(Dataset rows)
>>>
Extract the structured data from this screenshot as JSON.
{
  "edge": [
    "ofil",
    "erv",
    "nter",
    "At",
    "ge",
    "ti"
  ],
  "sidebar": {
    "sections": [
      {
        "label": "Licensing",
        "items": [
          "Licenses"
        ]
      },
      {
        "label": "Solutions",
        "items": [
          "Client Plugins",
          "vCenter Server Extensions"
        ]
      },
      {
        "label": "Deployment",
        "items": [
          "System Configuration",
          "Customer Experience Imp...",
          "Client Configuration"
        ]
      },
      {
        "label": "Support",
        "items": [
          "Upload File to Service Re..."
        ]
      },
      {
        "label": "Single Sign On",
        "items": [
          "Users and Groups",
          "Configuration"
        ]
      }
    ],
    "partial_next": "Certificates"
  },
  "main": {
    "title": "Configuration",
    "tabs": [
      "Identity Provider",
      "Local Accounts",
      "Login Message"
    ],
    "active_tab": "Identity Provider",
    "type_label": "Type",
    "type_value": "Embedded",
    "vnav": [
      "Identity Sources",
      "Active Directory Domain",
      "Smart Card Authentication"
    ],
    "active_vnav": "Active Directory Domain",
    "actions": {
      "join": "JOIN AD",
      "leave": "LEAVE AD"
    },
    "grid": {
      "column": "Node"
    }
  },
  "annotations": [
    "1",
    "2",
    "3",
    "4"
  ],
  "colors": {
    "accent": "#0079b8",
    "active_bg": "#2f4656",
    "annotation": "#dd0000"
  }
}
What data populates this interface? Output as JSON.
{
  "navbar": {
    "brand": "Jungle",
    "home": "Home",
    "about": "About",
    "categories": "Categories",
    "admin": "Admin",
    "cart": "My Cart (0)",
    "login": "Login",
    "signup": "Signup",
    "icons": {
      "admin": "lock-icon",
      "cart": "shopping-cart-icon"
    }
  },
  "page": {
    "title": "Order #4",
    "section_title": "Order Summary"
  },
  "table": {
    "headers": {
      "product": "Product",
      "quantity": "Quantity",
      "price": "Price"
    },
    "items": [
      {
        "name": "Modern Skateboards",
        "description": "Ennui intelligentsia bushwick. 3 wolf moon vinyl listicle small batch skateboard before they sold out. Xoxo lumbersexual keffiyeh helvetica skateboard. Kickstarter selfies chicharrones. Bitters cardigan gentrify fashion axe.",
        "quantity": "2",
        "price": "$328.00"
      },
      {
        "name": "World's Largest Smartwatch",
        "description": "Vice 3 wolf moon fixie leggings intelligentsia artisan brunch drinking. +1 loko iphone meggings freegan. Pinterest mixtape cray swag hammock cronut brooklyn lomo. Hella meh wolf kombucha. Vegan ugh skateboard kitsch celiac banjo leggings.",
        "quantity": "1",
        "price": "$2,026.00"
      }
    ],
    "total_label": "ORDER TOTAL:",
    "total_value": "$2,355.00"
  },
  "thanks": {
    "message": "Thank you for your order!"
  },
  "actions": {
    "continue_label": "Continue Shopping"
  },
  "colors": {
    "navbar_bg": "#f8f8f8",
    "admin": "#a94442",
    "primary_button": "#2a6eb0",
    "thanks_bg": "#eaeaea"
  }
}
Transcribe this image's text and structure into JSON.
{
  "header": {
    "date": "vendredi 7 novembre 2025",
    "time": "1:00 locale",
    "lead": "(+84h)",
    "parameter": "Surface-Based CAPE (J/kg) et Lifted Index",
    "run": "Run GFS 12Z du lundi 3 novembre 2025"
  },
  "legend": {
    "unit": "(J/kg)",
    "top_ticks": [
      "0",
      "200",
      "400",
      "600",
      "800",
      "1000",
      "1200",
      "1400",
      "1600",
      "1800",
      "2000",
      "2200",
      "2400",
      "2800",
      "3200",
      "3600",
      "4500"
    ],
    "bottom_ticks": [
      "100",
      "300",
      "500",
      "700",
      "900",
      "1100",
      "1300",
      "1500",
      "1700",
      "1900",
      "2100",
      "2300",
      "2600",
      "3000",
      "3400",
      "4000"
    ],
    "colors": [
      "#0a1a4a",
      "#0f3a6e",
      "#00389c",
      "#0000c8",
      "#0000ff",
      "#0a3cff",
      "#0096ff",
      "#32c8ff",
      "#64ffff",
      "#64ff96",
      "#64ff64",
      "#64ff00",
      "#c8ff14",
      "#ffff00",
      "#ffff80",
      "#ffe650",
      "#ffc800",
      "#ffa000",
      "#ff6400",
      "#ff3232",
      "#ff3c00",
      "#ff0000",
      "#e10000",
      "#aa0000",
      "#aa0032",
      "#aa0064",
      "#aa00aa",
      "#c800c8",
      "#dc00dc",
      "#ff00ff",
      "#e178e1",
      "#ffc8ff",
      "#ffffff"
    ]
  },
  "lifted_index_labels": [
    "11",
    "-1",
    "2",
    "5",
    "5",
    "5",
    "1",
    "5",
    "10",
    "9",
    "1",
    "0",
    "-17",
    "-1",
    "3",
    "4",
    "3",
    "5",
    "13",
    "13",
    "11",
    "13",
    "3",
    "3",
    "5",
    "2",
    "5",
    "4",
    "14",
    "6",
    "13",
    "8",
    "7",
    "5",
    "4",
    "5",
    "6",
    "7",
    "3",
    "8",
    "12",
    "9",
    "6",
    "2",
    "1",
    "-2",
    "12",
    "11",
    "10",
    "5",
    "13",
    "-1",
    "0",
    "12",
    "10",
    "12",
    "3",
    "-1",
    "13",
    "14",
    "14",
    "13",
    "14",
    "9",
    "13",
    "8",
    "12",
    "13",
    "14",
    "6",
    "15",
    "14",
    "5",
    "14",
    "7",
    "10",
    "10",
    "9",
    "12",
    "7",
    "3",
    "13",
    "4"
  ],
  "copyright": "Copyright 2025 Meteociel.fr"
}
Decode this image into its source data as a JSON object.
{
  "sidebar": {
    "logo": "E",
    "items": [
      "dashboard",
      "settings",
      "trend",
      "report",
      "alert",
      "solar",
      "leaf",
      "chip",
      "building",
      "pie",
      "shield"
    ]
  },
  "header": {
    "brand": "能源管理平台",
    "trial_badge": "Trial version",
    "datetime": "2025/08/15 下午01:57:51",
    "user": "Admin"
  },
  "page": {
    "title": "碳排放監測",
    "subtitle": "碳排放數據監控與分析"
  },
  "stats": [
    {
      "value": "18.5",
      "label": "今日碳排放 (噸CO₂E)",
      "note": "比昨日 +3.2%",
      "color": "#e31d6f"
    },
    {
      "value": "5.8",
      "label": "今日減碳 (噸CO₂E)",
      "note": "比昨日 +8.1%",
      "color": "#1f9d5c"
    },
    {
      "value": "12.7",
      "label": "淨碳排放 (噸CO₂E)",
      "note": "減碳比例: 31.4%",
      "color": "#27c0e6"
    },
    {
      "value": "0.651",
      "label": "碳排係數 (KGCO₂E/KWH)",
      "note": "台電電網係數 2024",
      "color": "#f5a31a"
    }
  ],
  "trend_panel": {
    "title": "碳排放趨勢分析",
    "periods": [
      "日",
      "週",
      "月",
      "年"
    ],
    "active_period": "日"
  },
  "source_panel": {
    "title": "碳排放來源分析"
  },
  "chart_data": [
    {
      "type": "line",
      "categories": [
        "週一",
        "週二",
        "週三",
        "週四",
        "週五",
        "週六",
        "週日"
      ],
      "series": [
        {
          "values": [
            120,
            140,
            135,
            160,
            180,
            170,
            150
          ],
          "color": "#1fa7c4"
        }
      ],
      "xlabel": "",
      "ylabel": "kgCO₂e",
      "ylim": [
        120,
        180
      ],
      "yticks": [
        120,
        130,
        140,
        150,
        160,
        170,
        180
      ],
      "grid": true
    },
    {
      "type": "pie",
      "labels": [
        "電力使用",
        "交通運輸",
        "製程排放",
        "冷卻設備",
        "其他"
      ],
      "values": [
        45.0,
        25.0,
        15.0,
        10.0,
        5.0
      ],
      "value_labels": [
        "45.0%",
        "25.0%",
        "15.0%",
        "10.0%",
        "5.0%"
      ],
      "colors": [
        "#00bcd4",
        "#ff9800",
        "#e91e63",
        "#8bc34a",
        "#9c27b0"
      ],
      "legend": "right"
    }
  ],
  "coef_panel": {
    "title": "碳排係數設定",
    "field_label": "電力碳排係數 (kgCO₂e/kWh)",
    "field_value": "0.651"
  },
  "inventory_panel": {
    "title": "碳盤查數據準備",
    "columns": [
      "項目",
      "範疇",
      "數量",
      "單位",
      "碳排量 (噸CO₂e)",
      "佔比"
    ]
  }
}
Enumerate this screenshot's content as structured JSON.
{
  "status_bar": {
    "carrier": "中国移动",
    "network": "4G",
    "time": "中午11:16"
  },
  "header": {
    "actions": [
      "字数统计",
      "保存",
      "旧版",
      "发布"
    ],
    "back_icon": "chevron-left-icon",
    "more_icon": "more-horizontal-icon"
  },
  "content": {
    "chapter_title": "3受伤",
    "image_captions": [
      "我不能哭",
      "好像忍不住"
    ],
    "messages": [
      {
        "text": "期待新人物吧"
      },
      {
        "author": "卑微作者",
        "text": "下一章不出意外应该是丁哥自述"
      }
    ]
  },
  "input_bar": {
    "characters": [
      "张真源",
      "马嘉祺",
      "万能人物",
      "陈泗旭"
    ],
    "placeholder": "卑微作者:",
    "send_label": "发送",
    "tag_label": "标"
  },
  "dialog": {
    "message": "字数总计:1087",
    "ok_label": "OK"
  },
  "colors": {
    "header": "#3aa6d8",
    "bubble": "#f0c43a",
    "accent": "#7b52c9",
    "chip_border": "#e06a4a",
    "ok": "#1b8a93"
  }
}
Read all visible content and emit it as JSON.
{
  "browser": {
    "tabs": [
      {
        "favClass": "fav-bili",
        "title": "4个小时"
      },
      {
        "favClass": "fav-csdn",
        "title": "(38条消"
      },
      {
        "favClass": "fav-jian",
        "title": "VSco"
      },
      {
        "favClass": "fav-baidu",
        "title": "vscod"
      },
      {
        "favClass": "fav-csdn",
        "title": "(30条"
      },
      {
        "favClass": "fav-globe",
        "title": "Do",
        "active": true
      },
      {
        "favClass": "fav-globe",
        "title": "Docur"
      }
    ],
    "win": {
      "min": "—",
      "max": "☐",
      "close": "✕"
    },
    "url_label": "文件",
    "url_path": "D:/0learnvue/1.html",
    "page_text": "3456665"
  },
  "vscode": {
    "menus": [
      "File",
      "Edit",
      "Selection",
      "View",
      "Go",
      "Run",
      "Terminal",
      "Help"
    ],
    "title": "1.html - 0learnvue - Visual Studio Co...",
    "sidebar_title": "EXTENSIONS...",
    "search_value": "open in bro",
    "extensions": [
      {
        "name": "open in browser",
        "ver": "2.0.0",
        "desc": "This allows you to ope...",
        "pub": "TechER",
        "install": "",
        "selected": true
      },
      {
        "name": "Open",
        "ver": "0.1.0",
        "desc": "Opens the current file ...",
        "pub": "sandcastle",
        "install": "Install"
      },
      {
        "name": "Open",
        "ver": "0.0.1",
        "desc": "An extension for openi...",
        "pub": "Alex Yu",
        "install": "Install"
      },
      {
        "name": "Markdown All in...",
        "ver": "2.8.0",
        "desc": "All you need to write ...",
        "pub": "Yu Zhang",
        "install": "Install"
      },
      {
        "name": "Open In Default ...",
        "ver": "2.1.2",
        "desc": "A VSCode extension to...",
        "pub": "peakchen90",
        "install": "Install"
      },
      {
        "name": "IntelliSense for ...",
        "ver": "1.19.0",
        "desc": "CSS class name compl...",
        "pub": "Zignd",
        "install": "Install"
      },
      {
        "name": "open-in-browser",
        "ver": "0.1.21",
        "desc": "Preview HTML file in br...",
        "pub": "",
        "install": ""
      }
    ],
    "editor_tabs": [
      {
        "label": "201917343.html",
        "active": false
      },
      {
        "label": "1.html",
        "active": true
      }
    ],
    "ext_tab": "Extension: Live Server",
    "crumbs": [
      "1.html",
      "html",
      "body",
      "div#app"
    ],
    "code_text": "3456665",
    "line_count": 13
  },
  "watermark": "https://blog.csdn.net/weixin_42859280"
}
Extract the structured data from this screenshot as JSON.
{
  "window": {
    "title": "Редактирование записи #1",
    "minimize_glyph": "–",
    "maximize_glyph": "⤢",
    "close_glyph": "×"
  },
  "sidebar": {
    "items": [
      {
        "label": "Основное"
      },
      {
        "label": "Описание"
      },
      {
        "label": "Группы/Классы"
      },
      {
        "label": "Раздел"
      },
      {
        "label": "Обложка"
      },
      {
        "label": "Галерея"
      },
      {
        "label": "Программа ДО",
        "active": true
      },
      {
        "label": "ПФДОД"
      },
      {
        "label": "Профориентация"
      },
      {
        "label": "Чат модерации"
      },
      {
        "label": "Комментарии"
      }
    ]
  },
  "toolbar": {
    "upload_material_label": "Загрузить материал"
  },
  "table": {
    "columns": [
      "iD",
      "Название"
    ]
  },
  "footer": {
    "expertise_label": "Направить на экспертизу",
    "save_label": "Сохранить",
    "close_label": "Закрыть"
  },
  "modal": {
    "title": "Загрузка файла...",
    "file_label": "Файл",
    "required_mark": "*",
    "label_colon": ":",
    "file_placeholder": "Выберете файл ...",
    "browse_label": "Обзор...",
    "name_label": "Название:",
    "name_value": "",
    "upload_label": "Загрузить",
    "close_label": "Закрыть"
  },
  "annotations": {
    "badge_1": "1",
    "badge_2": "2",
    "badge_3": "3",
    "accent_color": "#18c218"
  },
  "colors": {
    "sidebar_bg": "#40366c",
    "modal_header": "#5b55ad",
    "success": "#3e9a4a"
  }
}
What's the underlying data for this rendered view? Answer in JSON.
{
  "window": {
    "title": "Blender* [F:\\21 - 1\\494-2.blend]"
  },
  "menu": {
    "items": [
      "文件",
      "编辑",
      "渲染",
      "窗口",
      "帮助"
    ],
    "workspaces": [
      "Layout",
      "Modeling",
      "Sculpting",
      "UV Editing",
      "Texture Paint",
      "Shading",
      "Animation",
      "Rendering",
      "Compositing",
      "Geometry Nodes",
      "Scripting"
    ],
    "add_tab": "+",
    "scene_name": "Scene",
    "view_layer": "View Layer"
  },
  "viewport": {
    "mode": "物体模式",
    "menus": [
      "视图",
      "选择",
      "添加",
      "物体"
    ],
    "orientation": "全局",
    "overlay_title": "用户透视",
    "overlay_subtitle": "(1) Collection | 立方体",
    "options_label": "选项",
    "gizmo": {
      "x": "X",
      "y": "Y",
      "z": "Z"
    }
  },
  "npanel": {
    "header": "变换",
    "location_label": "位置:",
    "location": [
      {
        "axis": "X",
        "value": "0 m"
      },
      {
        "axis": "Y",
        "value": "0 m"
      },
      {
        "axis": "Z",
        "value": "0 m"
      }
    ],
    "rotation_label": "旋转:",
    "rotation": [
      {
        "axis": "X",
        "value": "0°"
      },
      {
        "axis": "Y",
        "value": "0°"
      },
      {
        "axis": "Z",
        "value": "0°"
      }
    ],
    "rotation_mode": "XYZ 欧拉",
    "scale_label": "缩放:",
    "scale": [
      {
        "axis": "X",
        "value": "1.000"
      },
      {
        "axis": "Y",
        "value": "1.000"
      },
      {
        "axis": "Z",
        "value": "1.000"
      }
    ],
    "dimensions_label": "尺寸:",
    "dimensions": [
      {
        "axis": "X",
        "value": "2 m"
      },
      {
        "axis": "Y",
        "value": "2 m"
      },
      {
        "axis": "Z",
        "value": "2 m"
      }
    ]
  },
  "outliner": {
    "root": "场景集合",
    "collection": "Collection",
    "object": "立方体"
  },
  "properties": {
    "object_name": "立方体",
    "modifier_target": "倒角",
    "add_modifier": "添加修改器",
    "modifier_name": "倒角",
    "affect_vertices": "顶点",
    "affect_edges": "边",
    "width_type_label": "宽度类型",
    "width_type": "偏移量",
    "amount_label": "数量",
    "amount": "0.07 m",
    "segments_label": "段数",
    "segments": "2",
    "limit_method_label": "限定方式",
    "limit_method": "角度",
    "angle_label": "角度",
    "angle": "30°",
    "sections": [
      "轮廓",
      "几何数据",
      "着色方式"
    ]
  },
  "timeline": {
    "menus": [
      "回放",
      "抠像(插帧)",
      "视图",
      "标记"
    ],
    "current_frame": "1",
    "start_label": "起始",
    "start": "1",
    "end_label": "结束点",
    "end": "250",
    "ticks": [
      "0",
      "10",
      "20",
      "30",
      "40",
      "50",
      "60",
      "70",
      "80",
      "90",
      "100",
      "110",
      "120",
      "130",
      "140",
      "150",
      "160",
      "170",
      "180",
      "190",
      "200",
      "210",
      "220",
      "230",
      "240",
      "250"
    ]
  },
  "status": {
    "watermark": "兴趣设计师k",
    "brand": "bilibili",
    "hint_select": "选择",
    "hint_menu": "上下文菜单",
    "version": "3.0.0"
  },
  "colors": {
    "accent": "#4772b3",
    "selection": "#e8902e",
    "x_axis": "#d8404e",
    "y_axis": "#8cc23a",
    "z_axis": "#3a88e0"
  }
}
<<<
All lines of the data above that include the word "version" must be shown.

# FINAL RESULT
    "trial_badge": "Trial version",
    "version": "3.0.0"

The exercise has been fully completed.